#### STATED TASK:
Return the full material exactly.

#### RECORDS SUPPLIED:
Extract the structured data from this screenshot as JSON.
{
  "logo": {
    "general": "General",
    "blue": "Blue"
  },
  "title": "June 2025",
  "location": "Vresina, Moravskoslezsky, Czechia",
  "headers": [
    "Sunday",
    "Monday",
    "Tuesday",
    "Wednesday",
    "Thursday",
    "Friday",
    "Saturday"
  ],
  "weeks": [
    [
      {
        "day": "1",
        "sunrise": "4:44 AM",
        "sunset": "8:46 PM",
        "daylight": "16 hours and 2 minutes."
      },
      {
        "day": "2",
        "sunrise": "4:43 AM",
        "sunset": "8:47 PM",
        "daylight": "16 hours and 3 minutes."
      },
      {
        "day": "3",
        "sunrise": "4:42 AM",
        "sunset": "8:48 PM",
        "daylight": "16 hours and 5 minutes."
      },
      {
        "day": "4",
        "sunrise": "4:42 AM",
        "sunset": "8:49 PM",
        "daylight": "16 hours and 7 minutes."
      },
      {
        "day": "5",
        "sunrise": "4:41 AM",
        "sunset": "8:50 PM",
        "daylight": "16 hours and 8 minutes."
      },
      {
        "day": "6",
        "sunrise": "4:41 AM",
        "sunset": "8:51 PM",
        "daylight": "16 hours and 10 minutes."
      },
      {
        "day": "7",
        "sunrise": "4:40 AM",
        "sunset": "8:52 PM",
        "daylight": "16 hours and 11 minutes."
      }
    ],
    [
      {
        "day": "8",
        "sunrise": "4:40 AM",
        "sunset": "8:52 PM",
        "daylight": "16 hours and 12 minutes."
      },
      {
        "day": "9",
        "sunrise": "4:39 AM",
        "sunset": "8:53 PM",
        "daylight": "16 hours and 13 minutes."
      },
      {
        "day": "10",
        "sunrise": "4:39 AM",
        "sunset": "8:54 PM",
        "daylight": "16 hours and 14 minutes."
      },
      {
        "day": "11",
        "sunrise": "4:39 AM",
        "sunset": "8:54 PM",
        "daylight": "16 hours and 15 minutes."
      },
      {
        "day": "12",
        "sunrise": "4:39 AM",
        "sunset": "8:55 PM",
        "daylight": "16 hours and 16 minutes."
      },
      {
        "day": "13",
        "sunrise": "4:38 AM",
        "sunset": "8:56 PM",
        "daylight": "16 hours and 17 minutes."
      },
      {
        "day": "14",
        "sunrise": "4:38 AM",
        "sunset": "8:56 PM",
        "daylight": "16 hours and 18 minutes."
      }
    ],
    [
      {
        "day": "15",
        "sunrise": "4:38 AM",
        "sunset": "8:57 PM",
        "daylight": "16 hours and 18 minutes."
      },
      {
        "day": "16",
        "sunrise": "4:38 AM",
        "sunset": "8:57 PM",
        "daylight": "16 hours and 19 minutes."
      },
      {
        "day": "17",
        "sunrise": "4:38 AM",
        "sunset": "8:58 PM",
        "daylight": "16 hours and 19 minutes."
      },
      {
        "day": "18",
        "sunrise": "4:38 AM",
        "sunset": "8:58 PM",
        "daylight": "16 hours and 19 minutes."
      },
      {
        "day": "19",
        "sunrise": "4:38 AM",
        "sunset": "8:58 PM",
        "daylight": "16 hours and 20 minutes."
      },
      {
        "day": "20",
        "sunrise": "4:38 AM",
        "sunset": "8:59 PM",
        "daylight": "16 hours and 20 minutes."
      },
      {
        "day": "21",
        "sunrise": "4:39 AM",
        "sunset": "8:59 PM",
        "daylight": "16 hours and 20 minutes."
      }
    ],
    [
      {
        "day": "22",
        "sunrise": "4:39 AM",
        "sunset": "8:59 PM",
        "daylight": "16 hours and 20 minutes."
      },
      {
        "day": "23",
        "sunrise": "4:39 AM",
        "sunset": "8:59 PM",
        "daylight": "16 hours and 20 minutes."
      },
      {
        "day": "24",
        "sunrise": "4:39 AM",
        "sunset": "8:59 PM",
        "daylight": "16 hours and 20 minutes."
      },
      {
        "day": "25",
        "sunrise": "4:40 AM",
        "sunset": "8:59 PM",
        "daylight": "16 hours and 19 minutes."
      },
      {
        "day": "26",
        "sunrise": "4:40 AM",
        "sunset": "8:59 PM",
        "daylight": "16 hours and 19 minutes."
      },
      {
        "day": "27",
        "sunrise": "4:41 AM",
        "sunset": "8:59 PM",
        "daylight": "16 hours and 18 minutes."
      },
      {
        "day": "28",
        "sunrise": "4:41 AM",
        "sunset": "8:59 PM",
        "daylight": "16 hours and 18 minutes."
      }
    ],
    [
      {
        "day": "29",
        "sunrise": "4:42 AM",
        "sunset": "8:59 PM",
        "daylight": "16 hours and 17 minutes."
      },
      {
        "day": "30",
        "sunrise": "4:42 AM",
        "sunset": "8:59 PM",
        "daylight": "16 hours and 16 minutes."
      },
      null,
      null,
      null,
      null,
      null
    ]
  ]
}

#### THE REPLY:
Extract the structured data from this screenshot as JSON.
{
  "logo": {
    "general": "General",
    "blue": "Blue"
  },
  "title": "June 2025",
  "location": "Vresina, Moravskoslezsky, Czechia",
  "headers": [
    "Sunday",
    "Monday",
    "Tuesday",
    "Wednesday",
    "Thursday",
    "Friday",
    "Saturday"
  ],
  "weeks": [
    [
      {
        "day": "1",
        "sunrise": "4:44 AM",
        "sunset": "8:46 PM",
        "daylight": "16 hours and 2 minutes."
      },
      {
        "day": "2",
        "sunrise": "4:43 AM",
        "sunset": "8:47 PM",
        "daylight": "16 hours and 3 minutes."
      },
      {
        "day": "3",
        "sunrise": "4:42 AM",
        "sunset": "8:48 PM",
        "daylight": "16 hours and 5 minutes."
      },
      {
        "day": "4",
        "sunrise": "4:42 AM",
        "sunset": "8:49 PM",
        "daylight": "16 hours and 7 minutes."
      },
      {
        "day": "5",
        "sunrise": "4:41 AM",
        "sunset": "8:50 PM",
        "daylight": "16 hours and 8 minutes."
      },
      {
        "day": "6",
        "sunrise": "4:41 AM",
        "sunset": "8:51 PM",
        "daylight": "16 hours and 10 minutes."
      },
      {
        "day": "7",
        "sunrise": "4:40 AM",
        "sunset": "8:52 PM",
        "daylight": "16 hours and 11 minutes."
      }
    ],
    [
      {
        "day": "8",
        "sunrise": "4:40 AM",
        "sunset": "8:52 PM",
        "daylight": "16 hours and 12 minutes."
      },
      {
        "day": "9",
        "sunrise": "4:39 AM",
        "sunset": "8:53 PM",
        "daylight": "16 hours and 13 minutes."
      },
      {
        "day": "10",
        "sunrise": "4:39 AM",
        "sunset": "8:54 PM",
        "daylight": "16 hours and 14 minutes."
      },
      {
        "day": "11",
        "sunrise": "4:39 AM",
        "sunset": "8:54 PM",
        "daylight": "16 hours and 15 minutes."
      },
      {
        "day": "12",
        "sunrise": "4:39 AM",
        "sunset": "8:55 PM",
        "daylight": "16 hours and 16 minutes."
      },
      {
        "day": "13",
        "sunrise": "4:38 AM",
        "sunset": "8:56 PM",
        "daylight": "16 hours and 17 minutes."
      },
      {
        "day": "14",
        "sunrise": "4:38 AM",
        "sunset": "8:56 PM",
        "daylight": "16 hours and 18 minutes."
      }
    ],
    [
      {
        "day": "15",
        "sunrise": "4:38 AM",
        "sunset": "8:57 PM",
        "daylight": "16 hours and 18 minutes."
      },
      {
        "day": "16",
        "sunrise": "4:38 AM",
        "sunset": "8:57 PM",
        "daylight": "16 hours and 19 minutes."
      },
      {
        "day": "17",
        "sunrise": "4:38 AM",
        "sunset": "8:58 PM",
        "daylight": "16 hours and 19 minutes."
      },
      {
        "day": "18",
        "sunrise": "4:38 AM",
        "sunset": "8:58 PM",
        "daylight": "16 hours and 19 minutes."
      },
      {
        "day": "19",
        "sunrise": "4:38 AM",
        "sunset": "8:58 PM",
        "daylight": "16 hours and 20 minutes."
      },
      {
        "day": "20",
        "sunrise": "4:38 AM",
        "sunset": "8:59 PM",
        "daylight": "16 hours and 20 minutes."
      },
      {
        "day": "21",
        "sunrise": "4:39 AM",
        "sunset": "8:59 PM",
        "daylight": "16 hours and 20 minutes."
      }
    ],
    [
      {
        "day": "22",
        "sunrise": "4:39 AM",
        "sunset": "8:59 PM",
        "daylight": "16 hours and 20 minutes."
      },
      {
        "day": "23",
        "sunrise": "4:39 AM",
        "sunset": "8:59 PM",
        "daylight": "16 hours and 20 minutes."
      },
      {
        "day": "24",
        "sunrise": "4:39 AM",
        "sunset": "8:59 PM",
        "daylight": "16 hours and 20 minutes."
      },
      {
        "day": "25",
        "sunrise": "4:40 AM",
        "sunset": "8:59 PM",
        "daylight": "16 hours and 19 minutes."
      },
      {
        "day": "26",
        "sunrise": "4:40 AM",
        "sunset": "8:59 PM",
        "daylight": "16 hours and 19 minutes."
      },
      {
        "day": "27",
        "sunrise": "4:41 AM",
        "sunset": "8:59 PM",
        "daylight": "16 hours and 18 minutes."
      },
      {
        "day": "28",
        "sunrise": "4:41 AM",
        "sunset": "8:59 PM",
        "daylight": "16 hours and 18 minutes."
      }
    ],
    [
      {
        "day": "29",
        "sunrise": "4:42 AM",
        "sunset": "8:59 PM",
        "daylight": "16 hours and 17 minutes."
      },
      {
        "day": "30",
        "sunrise": "4:42 AM",
        "sunset": "8:59 PM",
        "daylight": "16 hours and 16 minutes."
      },
      null,
      null,
      null,
      null,
      null
    ]
  ]
}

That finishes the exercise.